+++ INFORMATION PROVIDED
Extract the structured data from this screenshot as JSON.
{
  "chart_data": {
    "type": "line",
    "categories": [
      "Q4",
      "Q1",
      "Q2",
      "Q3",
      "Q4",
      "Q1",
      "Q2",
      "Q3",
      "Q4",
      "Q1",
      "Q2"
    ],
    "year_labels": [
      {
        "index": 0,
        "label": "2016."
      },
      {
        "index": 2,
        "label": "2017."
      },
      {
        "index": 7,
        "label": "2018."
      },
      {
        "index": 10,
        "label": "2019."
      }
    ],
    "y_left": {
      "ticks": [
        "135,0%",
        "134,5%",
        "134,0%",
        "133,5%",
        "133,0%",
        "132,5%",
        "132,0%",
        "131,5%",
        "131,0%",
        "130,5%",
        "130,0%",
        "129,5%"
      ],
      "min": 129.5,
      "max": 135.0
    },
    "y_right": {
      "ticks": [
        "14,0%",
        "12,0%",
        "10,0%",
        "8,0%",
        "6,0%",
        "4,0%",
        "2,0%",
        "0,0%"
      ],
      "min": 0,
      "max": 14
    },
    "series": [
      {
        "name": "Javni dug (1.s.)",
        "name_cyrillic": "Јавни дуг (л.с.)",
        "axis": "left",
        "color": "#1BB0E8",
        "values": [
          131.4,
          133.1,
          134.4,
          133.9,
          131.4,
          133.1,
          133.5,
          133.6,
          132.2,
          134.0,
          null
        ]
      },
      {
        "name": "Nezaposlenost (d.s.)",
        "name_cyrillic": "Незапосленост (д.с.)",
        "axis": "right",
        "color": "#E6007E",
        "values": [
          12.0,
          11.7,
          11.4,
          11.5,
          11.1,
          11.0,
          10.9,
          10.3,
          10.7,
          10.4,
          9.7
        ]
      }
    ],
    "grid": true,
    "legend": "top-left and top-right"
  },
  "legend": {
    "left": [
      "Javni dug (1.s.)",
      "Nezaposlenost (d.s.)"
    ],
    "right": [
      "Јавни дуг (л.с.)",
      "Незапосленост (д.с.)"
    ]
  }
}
++++++
EXERCISE DETAILS
The full set of records should be duplicated exactly.

TASK RESPONSE
Extract the structured data from this screenshot as JSON.
{
  "chart_data": {
    "type": "line",
    "categories": [
      "Q4",
      "Q1",
      "Q2",
      "Q3",
      "Q4",
      "Q1",
      "Q2",
      "Q3",
      "Q4",
      "Q1",
      "Q2"
    ],
    "year_labels": [
      {
        "index": 0,
        "label": "2016."
      },
      {
        "index": 2,
        "label": "2017."
      },
      {
        "index": 7,
        "label": "2018."
      },
      {
        "index": 10,
        "label": "2019."
      }
    ],
    "y_left": {
      "ticks": [
        "135,0%",
        "134,5%",
        "134,0%",
        "133,5%",
        "133,0%",
        "132,5%",
        "132,0%",
        "131,5%",
        "131,0%",
        "130,5%",
        "130,0%",
        "129,5%"
      ],
      "min": 129.5,
      "max": 135.0
    },
    "y_right": {
      "ticks": [
        "14,0%",
        "12,0%",
        "10,0%",
        "8,0%",
        "6,0%",
        "4,0%",
        "2,0%",
        "0,0%"
      ],
      "min": 0,
      "max": 14
    },
    "series": [
      {
        "name": "Javni dug (1.s.)",
        "name_cyrillic": "Јавни дуг (л.с.)",
        "axis": "left",
        "color": "#1BB0E8",
        "values": [
          131.4,
          133.1,
          134.4,
          133.9,
          131.4,
          133.1,
          133.5,
          133.6,
          132.2,
          134.0,
          null
        ]
      },
      {
        "name": "Nezaposlenost (d.s.)",
        "name_cyrillic": "Незапосленост (д.с.)",
        "axis": "right",
        "color": "#E6007E",
        "values": [
          12.0,
          11.7,
          11.4,
          11.5,
          11.1,
          11.0,
          10.9,
          10.3,
          10.7,
          10.4,
          9.7
        ]
      }
    ],
    "grid": true,
    "legend": "top-left and top-right"
  },
  "legend": {
    "left": [
      "Javni dug (1.s.)",
      "Nezaposlenost (d.s.)"
    ],
    "right": [
      "Јавни дуг (л.с.)",
      "Незапосленост (д.с.)"
    ]
  }
}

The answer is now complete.